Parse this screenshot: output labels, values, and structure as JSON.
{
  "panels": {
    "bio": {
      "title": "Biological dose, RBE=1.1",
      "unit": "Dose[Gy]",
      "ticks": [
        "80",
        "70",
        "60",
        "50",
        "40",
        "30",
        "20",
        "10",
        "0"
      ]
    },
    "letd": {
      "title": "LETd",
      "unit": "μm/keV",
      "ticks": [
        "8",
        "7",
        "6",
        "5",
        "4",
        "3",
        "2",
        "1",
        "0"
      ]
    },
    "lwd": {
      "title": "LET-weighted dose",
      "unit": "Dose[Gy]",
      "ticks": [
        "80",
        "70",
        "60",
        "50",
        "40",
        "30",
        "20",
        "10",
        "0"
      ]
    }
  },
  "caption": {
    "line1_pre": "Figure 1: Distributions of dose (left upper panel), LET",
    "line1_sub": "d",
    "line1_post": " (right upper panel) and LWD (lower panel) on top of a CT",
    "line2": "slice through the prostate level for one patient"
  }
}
○ ○ ○ ○ ○ ○ ○
# Short task
Write out every line exactly as it stands.

# Worked answer
Parse this screenshot: output labels, values, and structure as JSON.
{
  "panels": {
    "bio": {
      "title": "Biological dose, RBE=1.1",
      "unit": "Dose[Gy]",
      "ticks": [
        "80",
        "70",
        "60",
        "50",
        "40",
        "30",
        "20",
        "10",
        "0"
      ]
    },
    "letd": {
      "title": "LETd",
      "unit": "μm/keV",
      "ticks": [
        "8",
        "7",
        "6",
        "5",
        "4",
        "3",
        "2",
        "1",
        "0"
      ]
    },
    "lwd": {
      "title": "LET-weighted dose",
      "unit": "Dose[Gy]",
      "ticks": [
        "80",
        "70",
        "60",
        "50",
        "40",
        "30",
        "20",
        "10",
        "0"
      ]
    }
  },
  "caption": {
    "line1_pre": "Figure 1: Distributions of dose (left upper panel), LET",
    "line1_sub": "d",
    "line1_post": " (right upper panel) and LWD (lower panel) on top of a CT",
    "line2": "slice through the prostate level for one patient"
  }
}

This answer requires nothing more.